How To Read The Schema
In order to use cbcflow
effectively, it is critical to understand how to read the schema.
This will go over how to do so, using a simple example schema.
It will also discuss the core building blocks of the schema, and some details of how to interact with them.
This page assumes you have already read Basics of Metadata -
if you haven’t done so yet it is strongly advised that you read that first.
Important Concepts
Nested Structure
Json files are useful due to hierarchical structure, with heterogeneous data types. The prototypical example is simple: just a dictionary with various key words corresponding to values, with those values being primitive objects (strings or numbers). From the example in Basics of Metadata, this is something like
"PublicationInformation":{
"Title": "Babylon",
"Author": "Joan Oates"
}
We can make that one more step complicated by making some values arrays of primitive objects, such as:
"PublicationInformation":{
"Title": "Babylon",
"Author": "Joan Oates",
"CopyrightYears": [1979, 1986]
}
Furthermore, we can have dictionaries within dictionaries, building up to:
"PublicationInformation":{
"Title": "Babylon",
"Author": "Joan Oates",
"CopyrightYears": [1979, 1986],
"PublisherInfo": {
"Name" : "Thames and Hudson",
"City" : "London, UK"
}
}
It’s pretty straightforward to see how these parts fit together: just have nested dictionaries forming trees with as much depth as you want, and put primitive objects or arrays of primitive objects at the leaf nodes.
Objects in Arrays
The nested structure is suitable for many situations.
Sometimes, though, we will have repeated objects which share structure but have different values.
For this, we want to be able to put objects into arrays, but we need some way to track them correctly so we can edit them later.
This is where the id of a “UID” comes in - a unique identifier which tells you which object you are modifying.
Whenever you want to modify an object within an array in cbcflow
, you must specify a UID.
If the object doesn’t exist yet, this will create it, and if it does exist this will tell cbcflow
the path to follow.
Furthermore, in cbcflow
, unique IDs will always be designated as “UID”, even when they may have a more intuitive meaning (e.g. the IFO name).
This is a restriction on the methods by which cbcflow
updates jsons, but it is also convenient: if you see “UID” in an object, you know it must be this sort of templated object, living in an array.

Task set ▸
1 – In the records, write out the lines starting at the one containing "keyword-highlight: 约会 (156, 993, 215, 1027)" and ending after the one containing "avatar (7, 0, 75, 65)".
2 – Extend the text on reading the cbcflow schema from where it stops.
The text and the records come from separate sources.

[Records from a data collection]

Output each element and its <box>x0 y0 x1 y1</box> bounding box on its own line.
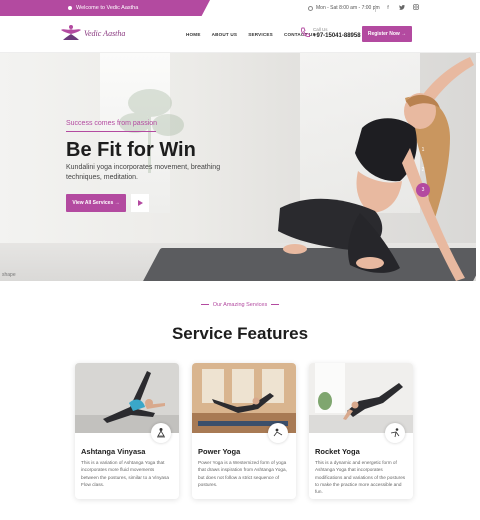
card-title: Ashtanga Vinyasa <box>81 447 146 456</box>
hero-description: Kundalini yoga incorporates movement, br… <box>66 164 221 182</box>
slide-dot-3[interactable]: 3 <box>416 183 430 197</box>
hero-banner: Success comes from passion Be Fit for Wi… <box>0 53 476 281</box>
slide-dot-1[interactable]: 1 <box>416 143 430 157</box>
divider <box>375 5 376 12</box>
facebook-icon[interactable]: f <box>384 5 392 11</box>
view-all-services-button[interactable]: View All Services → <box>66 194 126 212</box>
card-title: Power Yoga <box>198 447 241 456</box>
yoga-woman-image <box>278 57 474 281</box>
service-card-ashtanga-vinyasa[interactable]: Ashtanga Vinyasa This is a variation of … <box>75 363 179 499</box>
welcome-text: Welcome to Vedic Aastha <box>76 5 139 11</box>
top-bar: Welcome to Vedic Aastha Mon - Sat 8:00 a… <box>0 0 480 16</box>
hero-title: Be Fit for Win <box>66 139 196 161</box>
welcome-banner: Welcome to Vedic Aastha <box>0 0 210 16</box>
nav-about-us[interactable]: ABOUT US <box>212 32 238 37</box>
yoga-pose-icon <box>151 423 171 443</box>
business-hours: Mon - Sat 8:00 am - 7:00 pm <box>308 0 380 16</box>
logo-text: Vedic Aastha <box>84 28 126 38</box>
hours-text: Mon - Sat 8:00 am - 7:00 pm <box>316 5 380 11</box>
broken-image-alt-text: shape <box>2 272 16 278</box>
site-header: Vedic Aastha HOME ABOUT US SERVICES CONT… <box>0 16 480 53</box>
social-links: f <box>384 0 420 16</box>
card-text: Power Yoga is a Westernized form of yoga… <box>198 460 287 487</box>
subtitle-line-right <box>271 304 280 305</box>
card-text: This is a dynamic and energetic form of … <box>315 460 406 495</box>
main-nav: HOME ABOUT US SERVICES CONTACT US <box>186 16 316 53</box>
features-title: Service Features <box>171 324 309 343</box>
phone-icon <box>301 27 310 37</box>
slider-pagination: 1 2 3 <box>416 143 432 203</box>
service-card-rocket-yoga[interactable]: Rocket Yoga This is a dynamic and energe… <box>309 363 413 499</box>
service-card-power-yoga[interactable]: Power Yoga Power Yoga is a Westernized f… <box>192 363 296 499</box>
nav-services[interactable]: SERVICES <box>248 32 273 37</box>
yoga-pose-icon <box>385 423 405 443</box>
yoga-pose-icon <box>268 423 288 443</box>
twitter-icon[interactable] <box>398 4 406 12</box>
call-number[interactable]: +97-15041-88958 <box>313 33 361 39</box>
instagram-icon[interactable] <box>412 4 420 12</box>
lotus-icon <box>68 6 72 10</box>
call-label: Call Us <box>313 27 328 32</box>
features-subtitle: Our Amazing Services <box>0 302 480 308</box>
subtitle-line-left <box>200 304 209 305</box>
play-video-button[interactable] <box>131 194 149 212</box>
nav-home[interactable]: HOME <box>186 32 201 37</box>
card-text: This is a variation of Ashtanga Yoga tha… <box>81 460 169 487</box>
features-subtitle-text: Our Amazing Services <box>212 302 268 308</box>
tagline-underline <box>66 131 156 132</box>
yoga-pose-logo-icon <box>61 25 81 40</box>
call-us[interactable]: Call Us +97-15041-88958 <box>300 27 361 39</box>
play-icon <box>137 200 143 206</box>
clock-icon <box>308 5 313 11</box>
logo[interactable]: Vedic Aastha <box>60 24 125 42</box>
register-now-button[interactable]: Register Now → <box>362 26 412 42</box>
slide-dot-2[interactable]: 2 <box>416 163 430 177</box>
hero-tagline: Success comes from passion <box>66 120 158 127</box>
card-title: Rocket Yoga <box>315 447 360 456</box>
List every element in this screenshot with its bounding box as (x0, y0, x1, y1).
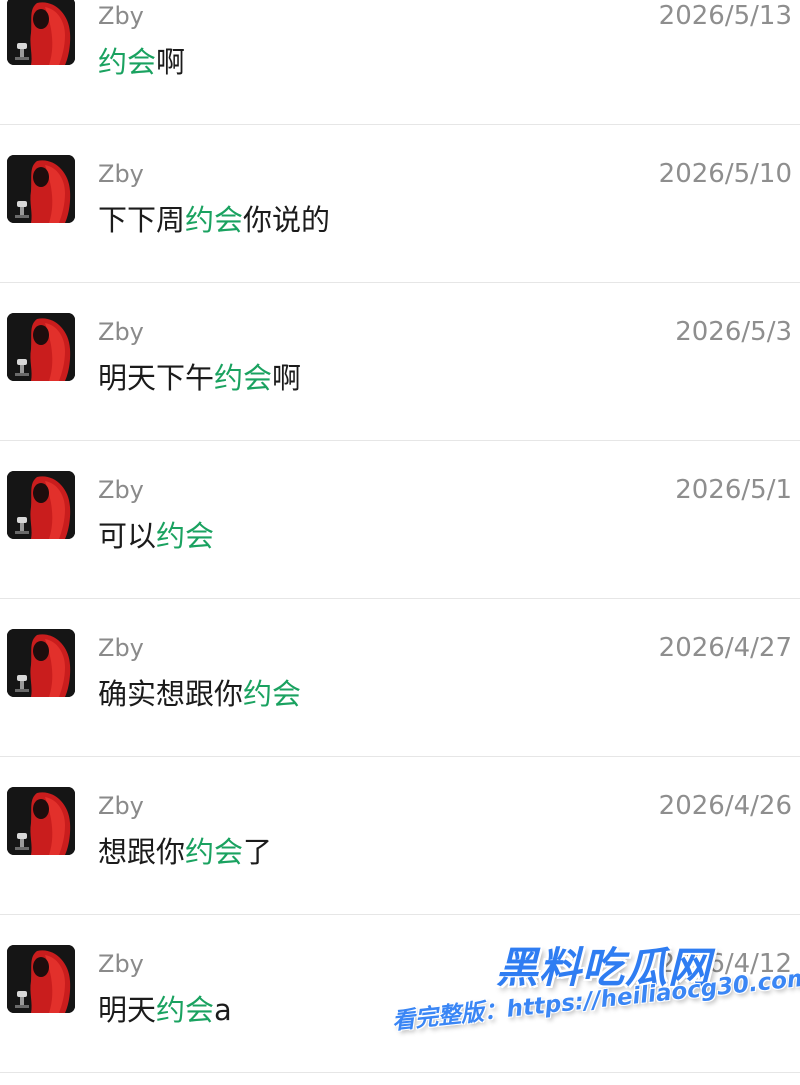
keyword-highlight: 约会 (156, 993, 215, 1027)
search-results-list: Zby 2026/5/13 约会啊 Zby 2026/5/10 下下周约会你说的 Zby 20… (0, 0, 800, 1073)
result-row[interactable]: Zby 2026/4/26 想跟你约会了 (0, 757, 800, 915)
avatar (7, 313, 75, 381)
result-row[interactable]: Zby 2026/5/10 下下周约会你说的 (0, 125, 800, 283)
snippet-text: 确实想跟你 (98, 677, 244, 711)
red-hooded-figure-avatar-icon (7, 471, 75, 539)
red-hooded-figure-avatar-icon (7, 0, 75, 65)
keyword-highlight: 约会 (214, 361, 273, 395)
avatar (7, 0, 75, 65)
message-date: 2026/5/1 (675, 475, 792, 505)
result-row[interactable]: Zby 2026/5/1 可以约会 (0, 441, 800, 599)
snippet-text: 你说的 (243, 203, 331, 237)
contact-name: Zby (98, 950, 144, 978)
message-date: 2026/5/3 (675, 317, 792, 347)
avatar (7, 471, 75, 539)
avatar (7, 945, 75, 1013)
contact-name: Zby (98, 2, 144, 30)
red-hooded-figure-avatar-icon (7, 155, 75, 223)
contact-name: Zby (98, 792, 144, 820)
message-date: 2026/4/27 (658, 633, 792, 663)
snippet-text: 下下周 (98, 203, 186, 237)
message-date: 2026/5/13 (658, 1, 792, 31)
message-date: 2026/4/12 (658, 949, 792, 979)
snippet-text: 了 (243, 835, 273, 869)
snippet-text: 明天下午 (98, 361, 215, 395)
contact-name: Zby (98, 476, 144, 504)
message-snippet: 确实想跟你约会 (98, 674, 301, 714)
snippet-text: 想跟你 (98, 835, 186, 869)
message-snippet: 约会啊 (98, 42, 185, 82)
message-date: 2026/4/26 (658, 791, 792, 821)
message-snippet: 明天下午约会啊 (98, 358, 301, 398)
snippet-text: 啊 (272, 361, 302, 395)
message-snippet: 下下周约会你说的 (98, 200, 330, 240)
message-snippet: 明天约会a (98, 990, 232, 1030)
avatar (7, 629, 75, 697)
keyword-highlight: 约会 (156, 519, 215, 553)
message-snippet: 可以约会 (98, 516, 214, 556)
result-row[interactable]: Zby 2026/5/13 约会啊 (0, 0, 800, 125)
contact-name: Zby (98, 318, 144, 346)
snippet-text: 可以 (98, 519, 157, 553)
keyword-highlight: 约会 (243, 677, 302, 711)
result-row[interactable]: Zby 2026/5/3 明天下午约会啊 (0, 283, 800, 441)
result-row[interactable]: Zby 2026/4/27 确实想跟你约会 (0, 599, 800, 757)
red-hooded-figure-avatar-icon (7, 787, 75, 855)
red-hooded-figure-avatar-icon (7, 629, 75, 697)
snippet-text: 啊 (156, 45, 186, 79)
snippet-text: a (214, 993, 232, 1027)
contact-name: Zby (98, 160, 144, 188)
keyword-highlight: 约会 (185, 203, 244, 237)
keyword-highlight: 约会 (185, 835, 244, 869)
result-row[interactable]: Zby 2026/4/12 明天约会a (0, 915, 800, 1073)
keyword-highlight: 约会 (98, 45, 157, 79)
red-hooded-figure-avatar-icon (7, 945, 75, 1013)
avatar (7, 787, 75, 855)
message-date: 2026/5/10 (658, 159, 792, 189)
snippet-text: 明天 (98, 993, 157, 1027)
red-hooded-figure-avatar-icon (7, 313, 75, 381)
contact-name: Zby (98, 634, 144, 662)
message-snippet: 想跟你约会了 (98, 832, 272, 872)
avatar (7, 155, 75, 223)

The replies ▸
1 –
keyword-highlight: 约会 (156, 993, 215, 1027)
search-results-list: Zby 2026/5/13 约会啊 Zby 2026/5/10 下下周约会你说的 Zby 20… (0, 0, 800, 1073)
result-row[interactable]: Zby 2026/4/26 想跟你约会了 (0, 757, 800, 915)
avatar (7, 313, 75, 381)
result-row[interactable]: Zby 2026/5/10 下下周约会你说的 (0, 125, 800, 283)
snippet-text: 确实想跟你 (98, 677, 244, 711)
red-hooded-figure-avatar-icon (7, 471, 75, 539)
red-hooded-figure-avatar-icon (7, 0, 75, 65)
keyword-highlight: 约会 (214, 361, 273, 395)
avatar (7, 0, 75, 65)

2 –
For an example of how this works in practice, we can look back at our example metadata:
"Content":{
"Summary" : "The history of Babylonia",
"Topics" : [
{
"UID":"Old Babylon",
"YearsRelevant": "c. 1900 BCE - 1600 BCE",
"Language": "Akkadian"
},
{
"UID": "Neo-Babylon",
"YearsRelevant": "c. 626 BCE - 539 BCE",
"Language": "Aramaic"
}
]
}
We see that “Topics” contains multiple dictionaries, and each has a “UID” to identify it, as well as some extra information. If we wanted, we could nest these further, for example giving each “Topic” a field that is an array of objects, and so on.
Linked Files
There’s one special concept which exists only in cbcflow
meta-data: linked files.
These are files which exist in the cluster - importantly, they consist not only of a path, but also other information.
What’s special about them is how they are populated: when updating, you need only specify a valid path within the cluster you are on: cbcflow
takes care of the rest.
Optionally, you may also point to a url for convenience, but these are not required.
Dissecting an Example Schema
Now, lets look at the schema which describes the above example metadata.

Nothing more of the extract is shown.